What to do: Retype all of the data. Every line must match exactly.

— START OF Data supplied —

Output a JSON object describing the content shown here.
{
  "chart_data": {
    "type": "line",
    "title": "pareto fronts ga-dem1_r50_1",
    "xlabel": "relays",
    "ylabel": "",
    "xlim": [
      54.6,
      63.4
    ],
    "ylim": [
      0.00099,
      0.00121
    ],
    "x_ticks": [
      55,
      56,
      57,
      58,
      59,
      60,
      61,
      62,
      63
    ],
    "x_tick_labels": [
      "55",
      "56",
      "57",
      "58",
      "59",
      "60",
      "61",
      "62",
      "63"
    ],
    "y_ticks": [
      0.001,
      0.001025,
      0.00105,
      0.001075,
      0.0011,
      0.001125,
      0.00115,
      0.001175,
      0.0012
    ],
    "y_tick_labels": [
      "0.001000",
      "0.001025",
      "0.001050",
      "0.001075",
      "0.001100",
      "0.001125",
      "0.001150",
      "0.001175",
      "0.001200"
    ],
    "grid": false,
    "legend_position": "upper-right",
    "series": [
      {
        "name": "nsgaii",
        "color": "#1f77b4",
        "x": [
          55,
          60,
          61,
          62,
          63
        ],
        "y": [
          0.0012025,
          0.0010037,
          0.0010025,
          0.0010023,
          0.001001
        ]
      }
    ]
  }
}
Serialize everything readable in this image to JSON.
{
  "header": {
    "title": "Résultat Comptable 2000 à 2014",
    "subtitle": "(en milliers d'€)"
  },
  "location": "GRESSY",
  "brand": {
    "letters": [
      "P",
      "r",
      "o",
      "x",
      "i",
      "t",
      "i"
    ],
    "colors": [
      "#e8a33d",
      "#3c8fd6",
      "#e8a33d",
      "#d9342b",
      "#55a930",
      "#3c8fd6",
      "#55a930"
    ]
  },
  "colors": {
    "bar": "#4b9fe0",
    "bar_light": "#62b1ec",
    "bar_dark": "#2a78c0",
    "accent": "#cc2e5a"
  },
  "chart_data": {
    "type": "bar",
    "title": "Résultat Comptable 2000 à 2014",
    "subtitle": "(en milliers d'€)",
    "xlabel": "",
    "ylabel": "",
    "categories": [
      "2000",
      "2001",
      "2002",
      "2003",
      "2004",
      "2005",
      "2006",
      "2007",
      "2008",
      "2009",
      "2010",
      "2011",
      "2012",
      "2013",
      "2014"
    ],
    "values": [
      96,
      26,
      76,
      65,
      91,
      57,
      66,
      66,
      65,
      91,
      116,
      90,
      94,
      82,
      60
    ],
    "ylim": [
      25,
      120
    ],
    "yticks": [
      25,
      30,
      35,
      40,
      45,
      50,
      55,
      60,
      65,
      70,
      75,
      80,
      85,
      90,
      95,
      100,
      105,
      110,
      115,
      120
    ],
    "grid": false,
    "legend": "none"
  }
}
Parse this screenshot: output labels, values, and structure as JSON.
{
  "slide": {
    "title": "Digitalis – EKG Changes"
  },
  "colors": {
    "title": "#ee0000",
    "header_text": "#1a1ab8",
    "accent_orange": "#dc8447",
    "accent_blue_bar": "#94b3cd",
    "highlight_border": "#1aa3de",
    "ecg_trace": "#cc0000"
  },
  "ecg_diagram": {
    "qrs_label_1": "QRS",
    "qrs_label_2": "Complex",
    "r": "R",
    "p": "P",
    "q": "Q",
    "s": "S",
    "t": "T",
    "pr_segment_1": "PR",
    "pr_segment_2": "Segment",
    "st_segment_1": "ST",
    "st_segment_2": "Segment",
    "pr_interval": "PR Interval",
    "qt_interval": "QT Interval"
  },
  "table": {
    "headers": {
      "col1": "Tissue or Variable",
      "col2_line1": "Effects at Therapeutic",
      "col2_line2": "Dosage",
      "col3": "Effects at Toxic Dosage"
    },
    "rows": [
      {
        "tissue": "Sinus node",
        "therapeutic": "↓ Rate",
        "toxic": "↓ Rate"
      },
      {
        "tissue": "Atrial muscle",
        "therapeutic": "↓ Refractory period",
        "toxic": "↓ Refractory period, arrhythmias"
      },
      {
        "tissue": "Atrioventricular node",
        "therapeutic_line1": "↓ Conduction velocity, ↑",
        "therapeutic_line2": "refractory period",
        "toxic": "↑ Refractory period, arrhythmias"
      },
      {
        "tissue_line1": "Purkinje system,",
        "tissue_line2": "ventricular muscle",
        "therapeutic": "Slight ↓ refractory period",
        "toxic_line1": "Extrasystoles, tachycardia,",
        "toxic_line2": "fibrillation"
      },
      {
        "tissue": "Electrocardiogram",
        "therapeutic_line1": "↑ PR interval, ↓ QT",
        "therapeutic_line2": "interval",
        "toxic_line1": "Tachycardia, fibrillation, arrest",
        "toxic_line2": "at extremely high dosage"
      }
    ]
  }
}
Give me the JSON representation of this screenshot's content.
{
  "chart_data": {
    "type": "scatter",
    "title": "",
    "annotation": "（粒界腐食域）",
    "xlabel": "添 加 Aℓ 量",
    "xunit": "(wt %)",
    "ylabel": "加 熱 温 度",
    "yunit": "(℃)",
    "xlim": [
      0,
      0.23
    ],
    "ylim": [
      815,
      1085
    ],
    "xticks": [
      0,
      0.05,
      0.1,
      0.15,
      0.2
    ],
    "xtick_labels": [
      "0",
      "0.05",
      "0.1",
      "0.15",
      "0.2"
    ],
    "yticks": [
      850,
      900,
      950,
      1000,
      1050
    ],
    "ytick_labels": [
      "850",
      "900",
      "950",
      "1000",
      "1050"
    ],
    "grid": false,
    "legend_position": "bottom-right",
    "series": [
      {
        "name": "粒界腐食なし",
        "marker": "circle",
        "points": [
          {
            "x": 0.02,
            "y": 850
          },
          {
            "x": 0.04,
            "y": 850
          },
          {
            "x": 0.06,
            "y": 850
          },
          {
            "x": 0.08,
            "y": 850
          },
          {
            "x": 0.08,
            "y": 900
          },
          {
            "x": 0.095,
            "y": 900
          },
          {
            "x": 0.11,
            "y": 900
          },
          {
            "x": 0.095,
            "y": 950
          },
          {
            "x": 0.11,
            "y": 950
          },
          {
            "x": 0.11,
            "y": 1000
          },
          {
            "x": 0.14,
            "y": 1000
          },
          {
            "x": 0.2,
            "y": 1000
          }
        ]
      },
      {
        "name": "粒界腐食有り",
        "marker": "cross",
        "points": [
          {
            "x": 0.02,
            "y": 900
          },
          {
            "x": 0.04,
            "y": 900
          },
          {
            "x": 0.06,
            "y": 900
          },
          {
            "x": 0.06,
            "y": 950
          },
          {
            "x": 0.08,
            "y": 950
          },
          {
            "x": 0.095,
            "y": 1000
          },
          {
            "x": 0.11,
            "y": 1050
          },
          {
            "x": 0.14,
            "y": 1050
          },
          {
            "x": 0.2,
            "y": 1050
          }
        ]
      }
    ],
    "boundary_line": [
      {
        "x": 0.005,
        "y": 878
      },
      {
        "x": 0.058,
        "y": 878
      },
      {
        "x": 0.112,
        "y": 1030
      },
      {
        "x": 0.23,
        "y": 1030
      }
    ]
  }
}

— END OF Data supplied —

Task result:
Output a JSON object describing the content shown here.
{
  "chart_data": {
    "type": "line",
    "title": "pareto fronts ga-dem1_r50_1",
    "xlabel": "relays",
    "ylabel": "",
    "xlim": [
      54.6,
      63.4
    ],
    "ylim": [
      0.00099,
      0.00121
    ],
    "x_ticks": [
      55,
      56,
      57,
      58,
      59,
      60,
      61,
      62,
      63
    ],
    "x_tick_labels": [
      "55",
      "56",
      "57",
      "58",
      "59",
      "60",
      "61",
      "62",
      "63"
    ],
    "y_ticks": [
      0.001,
      0.001025,
      0.00105,
      0.001075,
      0.0011,
      0.001125,
      0.00115,
      0.001175,
      0.0012
    ],
    "y_tick_labels": [
      "0.001000",
      "0.001025",
      "0.001050",
      "0.001075",
      "0.001100",
      "0.001125",
      "0.001150",
      "0.001175",
      "0.001200"
    ],
    "grid": false,
    "legend_position": "upper-right",
    "series": [
      {
        "name": "nsgaii",
        "color": "#1f77b4",
        "x": [
          55,
          60,
          61,
          62,
          63
        ],
        "y": [
          0.0012025,
          0.0010037,
          0.0010025,
          0.0010023,
          0.001001
        ]
      }
    ]
  }
}
Serialize everything readable in this image to JSON.
{
  "header": {
    "title": "Résultat Comptable 2000 à 2014",
    "subtitle": "(en milliers d'€)"
  },
  "location": "GRESSY",
  "brand": {
    "letters": [
      "P",
      "r",
      "o",
      "x",
      "i",
      "t",
      "i"
    ],
    "colors": [
      "#e8a33d",
      "#3c8fd6",
      "#e8a33d",
      "#d9342b",
      "#55a930",
      "#3c8fd6",
      "#55a930"
    ]
  },
  "colors": {
    "bar": "#4b9fe0",
    "bar_light": "#62b1ec",
    "bar_dark": "#2a78c0",
    "accent": "#cc2e5a"
  },
  "chart_data": {
    "type": "bar",
    "title": "Résultat Comptable 2000 à 2014",
    "subtitle": "(en milliers d'€)",
    "xlabel": "",
    "ylabel": "",
    "categories": [
      "2000",
      "2001",
      "2002",
      "2003",
      "2004",
      "2005",
      "2006",
      "2007",
      "2008",
      "2009",
      "2010",
      "2011",
      "2012",
      "2013",
      "2014"
    ],
    "values": [
      96,
      26,
      76,
      65,
      91,
      57,
      66,
      66,
      65,
      91,
      116,
      90,
      94,
      82,
      60
    ],
    "ylim": [
      25,
      120
    ],
    "yticks": [
      25,
      30,
      35,
      40,
      45,
      50,
      55,
      60,
      65,
      70,
      75,
      80,
      85,
      90,
      95,
      100,
      105,
      110,
      115,
      120
    ],
    "grid": false,
    "legend": "none"
  }
}
Parse this screenshot: output labels, values, and structure as JSON.
{
  "slide": {
    "title": "Digitalis – EKG Changes"
  },
  "colors": {
    "title": "#ee0000",
    "header_text": "#1a1ab8",
    "accent_orange": "#dc8447",
    "accent_blue_bar": "#94b3cd",
    "highlight_border": "#1aa3de",
    "ecg_trace": "#cc0000"
  },
  "ecg_diagram": {
    "qrs_label_1": "QRS",
    "qrs_label_2": "Complex",
    "r": "R",
    "p": "P",
    "q": "Q",
    "s": "S",
    "t": "T",
    "pr_segment_1": "PR",
    "pr_segment_2": "Segment",
    "st_segment_1": "ST",
    "st_segment_2": "Segment",
    "pr_interval": "PR Interval",
    "qt_interval": "QT Interval"
  },
  "table": {
    "headers": {
      "col1": "Tissue or Variable",
      "col2_line1": "Effects at Therapeutic",
      "col2_line2": "Dosage",
      "col3": "Effects at Toxic Dosage"
    },
    "rows": [
      {
        "tissue": "Sinus node",
        "therapeutic": "↓ Rate",
        "toxic": "↓ Rate"
      },
      {
        "tissue": "Atrial muscle",
        "therapeutic": "↓ Refractory period",
        "toxic": "↓ Refractory period, arrhythmias"
      },
      {
        "tissue": "Atrioventricular node",
        "therapeutic_line1": "↓ Conduction velocity, ↑",
        "therapeutic_line2": "refractory period",
        "toxic": "↑ Refractory period, arrhythmias"
      },
      {
        "tissue_line1": "Purkinje system,",
        "tissue_line2": "ventricular muscle",
        "therapeutic": "Slight ↓ refractory period",
        "toxic_line1": "Extrasystoles, tachycardia,",
        "toxic_line2": "fibrillation"
      },
      {
        "tissue": "Electrocardiogram",
        "therapeutic_line1": "↑ PR interval, ↓ QT",
        "therapeutic_line2": "interval",
        "toxic_line1": "Tachycardia, fibrillation, arrest",
        "toxic_line2": "at extremely high dosage"
      }
    ]
  }
}
Give me the JSON representation of this screenshot's content.
{
  "chart_data": {
    "type": "scatter",
    "title": "",
    "annotation": "（粒界腐食域）",
    "xlabel": "添 加 Aℓ 量",
    "xunit": "(wt %)",
    "ylabel": "加 熱 温 度",
    "yunit": "(℃)",
    "xlim": [
      0,
      0.23
    ],
    "ylim": [
      815,
      1085
    ],
    "xticks": [
      0,
      0.05,
      0.1,
      0.15,
      0.2
    ],
    "xtick_labels": [
      "0",
      "0.05",
      "0.1",
      "0.15",
      "0.2"
    ],
    "yticks": [
      850,
      900,
      950,
      1000,
      1050
    ],
    "ytick_labels": [
      "850",
      "900",
      "950",
      "1000",
      "1050"
    ],
    "grid": false,
    "legend_position": "bottom-right",
    "series": [
      {
        "name": "粒界腐食なし",
        "marker": "circle",
        "points": [
          {
            "x": 0.02,
            "y": 850
          },
          {
            "x": 0.04,
            "y": 850
          },
          {
            "x": 0.06,
            "y": 850
          },
          {
            "x": 0.08,
            "y": 850
          },
          {
            "x": 0.08,
            "y": 900
          },
          {
            "x": 0.095,
            "y": 900
          },
          {
            "x": 0.11,
            "y": 900
          },
          {
            "x": 0.095,
            "y": 950
          },
          {
            "x": 0.11,
            "y": 950
          },
          {
            "x": 0.11,
            "y": 1000
          },
          {
            "x": 0.14,
            "y": 1000
          },
          {
            "x": 0.2,
            "y": 1000
          }
        ]
      },
      {
        "name": "粒界腐食有り",
        "marker": "cross",
        "points": [
          {
            "x": 0.02,
            "y": 900
          },
          {
            "x": 0.04,
            "y": 900
          },
          {
            "x": 0.06,
            "y": 900
          },
          {
            "x": 0.06,
            "y": 950
          },
          {
            "x": 0.08,
            "y": 950
          },
          {
            "x": 0.095,
            "y": 1000
          },
          {
            "x": 0.11,
            "y": 1050
          },
          {
            "x": 0.14,
            "y": 1050
          },
          {
            "x": 0.2,
            "y": 1050
          }
        ]
      }
    ],
    "boundary_line": [
      {
        "x": 0.005,
        "y": 878
      },
      {
        "x": 0.058,
        "y": 878
      },
      {
        "x": 0.112,
        "y": 1030
      },
      {
        "x": 0.23,
        "y": 1030
      }
    ]
  }
}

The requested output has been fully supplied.